> **DOCUMENT**
# Narrow face and wide face.



## Deleted member 3832 (Nov 11, 2019)

How many centimeters or inches is a wide face or a narrow face? I'm not specifically talking about FWHR. There must be a specific facial width in centimeters that makes someone's face look either narrow or wide. I've seen people with long midfaces who have either narrow looking face or somewhat wide looking faces.


----------



## Deleted member 2621 (Nov 11, 2019)

ZHZ1773 said:


> How many centimeters or inches is a wide face or a narrow face? I'm not specifically talking about FWHR. There must be a specific facial width in centimeters that makes someone's face look either narrow or wide. I've seen people with long midfaces who have either narrow looking face or somewhat wide looking faces.


nope. everything is in comparison, the most effective way is fwhr


----------



## Effortless (Nov 11, 2019)

Have no idea. But balanced facial thirds is important. fwhr is mostly cope.








"Your face is composed of three main sections:


The Upper Third: from your hairline to the space between your brows
The Middle Third: from the middle of your brows to the bottom of your nose
The Lower Third: from the bottom of your nose to the bottom of the chin"
"The closer these thirds are to being equal in length the more likely it is that you have a harmonious attractive face. When one of these thirds is significantly too long or too short it can drastically impact how attractive the face is. "


----------



## needsolution (Nov 11, 2019)

its all about ratios but imo you can look good with wide and narrow face... all about harmony and features


----------



## Deleted member 2621 (Nov 11, 2019)

> **INFORMATION SUPPLIED**
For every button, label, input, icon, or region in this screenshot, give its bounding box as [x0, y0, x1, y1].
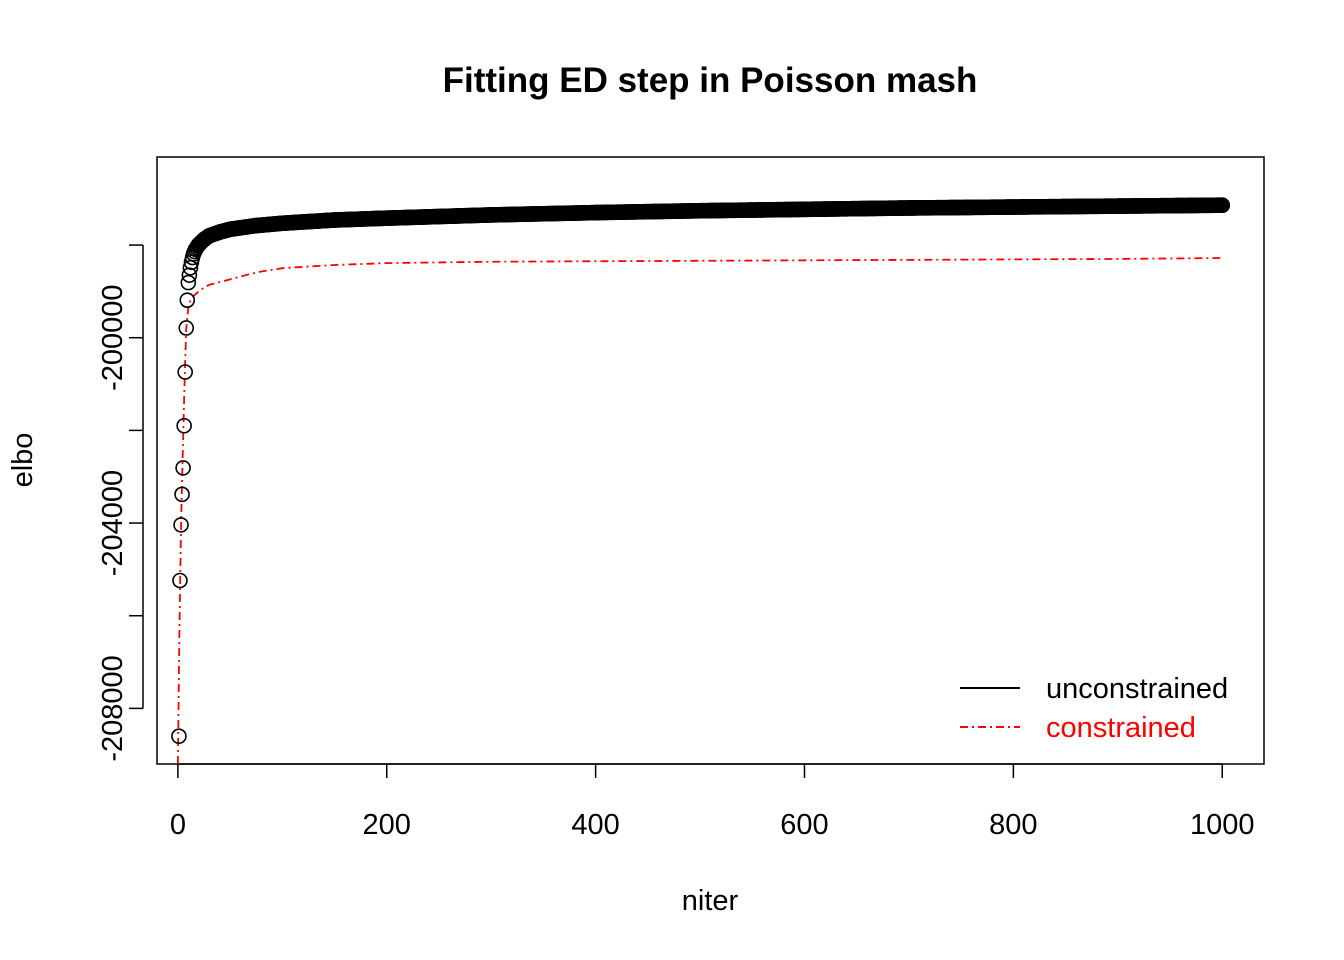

> **PROBLEM STATEMENT**
Shorten the opening post in the thread on narrow and wide faces, the paragraph beginning "How many centimeters or inches", into two sentences that keep its main points.

> **SOLUTION TO THIS PROBLEM**
The poster asks how many centimeters or inches of facial width make a face wide or narrow, and says this is not specifically about FWHR but about some specific width that must set the look. They add that they have seen people with long midfaces whose faces look either narrow or somewhat wide.